Tasks and exercises =>
**a.** Decide whether each statement agrees with the AsciiTable passage, answering yes or no and quoting the deciding words from it: (i) instance.setTitleAlignCenter() is an alias to instance.setTitleAlign(AsciiTable.CENTER); (ii) instance.sortColumn takes a column index as its only argument; (iii) sortColumn is a sorting shortcut for targeting a specific column.
**b.** From the AsciiTable passage, set down the part from "instance.setTitleAlignCenter()" up to and including "Alias to instance.setTitleAlign(AsciiTable.RIGHT)".
**c.** Sum up the AsciiTable passage in two sentences.
[Passage shown — start]
Alias to instance.setTitleAlign(AsciiTable.LEFT)

instance.setTitleAlignCenter()

Alias to instance.setTitleAlign(AsciiTable.CENTER)

instance.setTitleAlignRight()

Alias to instance.setTitleAlign(AsciiTable.RIGHT)

instance.sort(iterator)

  • iterator - sorting method to run against the rows

Example:

table.sort(function(a, b) {
  return a[2] - b[2]
})
console.log(table.toString())
.----------------.
| 2 | John |  34 |
| 1 | Bob  |  52 |
| 3 | Jim  |  83 |
'----------------'

instance.sortColumn(index, iterator)

Sorting shortcut for targeting a specific column

  • index - column idx to sort
  • iterator - sorting method to run against column values

Example:

// This is quivalent to the `sort` example above
table.sortColumn(2, function(a, b) {
  return a - b
})
[Passage shown — finish]
[Source information — start]
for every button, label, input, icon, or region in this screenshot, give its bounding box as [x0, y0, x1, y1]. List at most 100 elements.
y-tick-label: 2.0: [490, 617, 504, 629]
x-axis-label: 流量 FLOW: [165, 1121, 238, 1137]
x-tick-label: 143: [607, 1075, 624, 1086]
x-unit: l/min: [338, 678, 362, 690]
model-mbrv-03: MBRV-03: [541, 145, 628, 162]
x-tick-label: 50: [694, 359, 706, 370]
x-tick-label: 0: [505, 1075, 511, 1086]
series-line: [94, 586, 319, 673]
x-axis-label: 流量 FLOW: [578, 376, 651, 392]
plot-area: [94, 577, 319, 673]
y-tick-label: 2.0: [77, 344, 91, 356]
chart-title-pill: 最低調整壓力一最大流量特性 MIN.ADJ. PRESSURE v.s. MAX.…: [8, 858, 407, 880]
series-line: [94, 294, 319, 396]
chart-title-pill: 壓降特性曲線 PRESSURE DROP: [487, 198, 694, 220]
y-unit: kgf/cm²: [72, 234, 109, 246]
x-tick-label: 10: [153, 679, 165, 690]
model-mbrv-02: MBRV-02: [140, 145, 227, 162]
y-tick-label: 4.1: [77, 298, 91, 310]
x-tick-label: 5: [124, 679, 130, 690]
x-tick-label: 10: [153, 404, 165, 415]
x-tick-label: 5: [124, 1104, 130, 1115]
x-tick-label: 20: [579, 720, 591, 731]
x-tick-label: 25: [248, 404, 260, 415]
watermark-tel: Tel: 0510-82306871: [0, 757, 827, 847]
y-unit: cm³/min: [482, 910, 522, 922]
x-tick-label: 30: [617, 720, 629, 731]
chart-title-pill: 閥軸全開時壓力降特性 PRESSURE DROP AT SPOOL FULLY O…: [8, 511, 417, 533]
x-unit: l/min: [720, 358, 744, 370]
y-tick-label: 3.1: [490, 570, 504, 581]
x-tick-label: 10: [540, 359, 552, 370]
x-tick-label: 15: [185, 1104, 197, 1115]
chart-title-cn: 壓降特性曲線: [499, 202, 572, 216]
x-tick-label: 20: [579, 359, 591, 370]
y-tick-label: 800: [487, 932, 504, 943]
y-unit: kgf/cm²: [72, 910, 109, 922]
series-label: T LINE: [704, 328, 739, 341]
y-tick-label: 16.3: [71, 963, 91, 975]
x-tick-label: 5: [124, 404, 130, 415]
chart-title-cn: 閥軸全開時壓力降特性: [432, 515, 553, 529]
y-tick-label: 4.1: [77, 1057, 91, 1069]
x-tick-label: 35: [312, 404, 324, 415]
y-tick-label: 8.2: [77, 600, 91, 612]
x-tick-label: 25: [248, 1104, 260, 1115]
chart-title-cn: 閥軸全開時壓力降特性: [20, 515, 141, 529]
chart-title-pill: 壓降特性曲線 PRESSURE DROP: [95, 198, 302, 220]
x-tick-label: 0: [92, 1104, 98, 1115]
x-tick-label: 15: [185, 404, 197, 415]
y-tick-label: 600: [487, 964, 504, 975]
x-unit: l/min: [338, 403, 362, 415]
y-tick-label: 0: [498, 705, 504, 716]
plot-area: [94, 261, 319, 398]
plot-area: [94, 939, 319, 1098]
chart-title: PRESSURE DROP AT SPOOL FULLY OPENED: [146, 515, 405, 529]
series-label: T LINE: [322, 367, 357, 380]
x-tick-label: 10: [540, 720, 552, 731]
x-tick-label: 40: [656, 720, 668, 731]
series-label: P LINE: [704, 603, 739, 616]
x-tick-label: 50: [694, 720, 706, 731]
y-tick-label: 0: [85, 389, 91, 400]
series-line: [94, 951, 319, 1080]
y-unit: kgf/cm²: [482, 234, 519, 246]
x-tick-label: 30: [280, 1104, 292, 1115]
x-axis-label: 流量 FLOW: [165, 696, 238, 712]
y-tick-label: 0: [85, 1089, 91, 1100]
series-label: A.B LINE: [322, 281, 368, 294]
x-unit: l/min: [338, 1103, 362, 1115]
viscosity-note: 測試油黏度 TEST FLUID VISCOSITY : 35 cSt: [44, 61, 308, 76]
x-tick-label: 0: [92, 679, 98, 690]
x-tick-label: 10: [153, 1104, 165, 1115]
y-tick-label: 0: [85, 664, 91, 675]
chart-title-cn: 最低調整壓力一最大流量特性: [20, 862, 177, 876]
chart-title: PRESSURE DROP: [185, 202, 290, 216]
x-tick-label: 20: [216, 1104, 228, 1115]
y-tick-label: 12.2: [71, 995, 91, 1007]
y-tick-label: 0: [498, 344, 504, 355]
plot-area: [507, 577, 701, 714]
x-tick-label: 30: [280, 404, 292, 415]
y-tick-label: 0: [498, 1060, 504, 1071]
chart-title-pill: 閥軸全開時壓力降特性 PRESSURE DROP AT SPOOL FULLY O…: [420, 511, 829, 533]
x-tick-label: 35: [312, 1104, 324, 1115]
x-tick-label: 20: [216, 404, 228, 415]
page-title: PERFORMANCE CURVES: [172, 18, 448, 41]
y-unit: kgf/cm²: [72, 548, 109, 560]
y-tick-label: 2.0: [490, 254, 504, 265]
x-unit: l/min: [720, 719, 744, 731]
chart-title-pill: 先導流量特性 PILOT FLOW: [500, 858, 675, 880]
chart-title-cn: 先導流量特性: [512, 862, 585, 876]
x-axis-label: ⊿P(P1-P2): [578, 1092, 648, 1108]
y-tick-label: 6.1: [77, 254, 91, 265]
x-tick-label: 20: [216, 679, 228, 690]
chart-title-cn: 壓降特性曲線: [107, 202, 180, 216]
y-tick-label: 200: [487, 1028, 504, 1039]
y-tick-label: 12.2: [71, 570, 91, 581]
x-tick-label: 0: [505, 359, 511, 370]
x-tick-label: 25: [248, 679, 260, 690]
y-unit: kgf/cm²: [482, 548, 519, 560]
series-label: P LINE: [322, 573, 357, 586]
[Source information — finish]
Solution list =>
**a.**
(i) Yes: "Alias to instance.setTitleAlign(AsciiTable.CENTER)"
(ii) No: "instance.sortColumn(index, iterator)"
(iii) Yes: "Sorting shortcut for targeting a specific column"

**b.**
instance.setTitleAlignCenter()

Alias to instance.setTitleAlign(AsciiTable.CENTER)

instance.setTitleAlignRight()

Alias to instance.setTitleAlign(AsciiTable.RIGHT)

**c.** The AsciiTable passage lists setTitleAlignCenter and setTitleAlignRight as aliases for setTitleAlign with the center and right settings. It also describes sort, which runs a sorting method against the rows, and sortColumn, a shortcut that sorts the values of the column at a given index, with an example of each.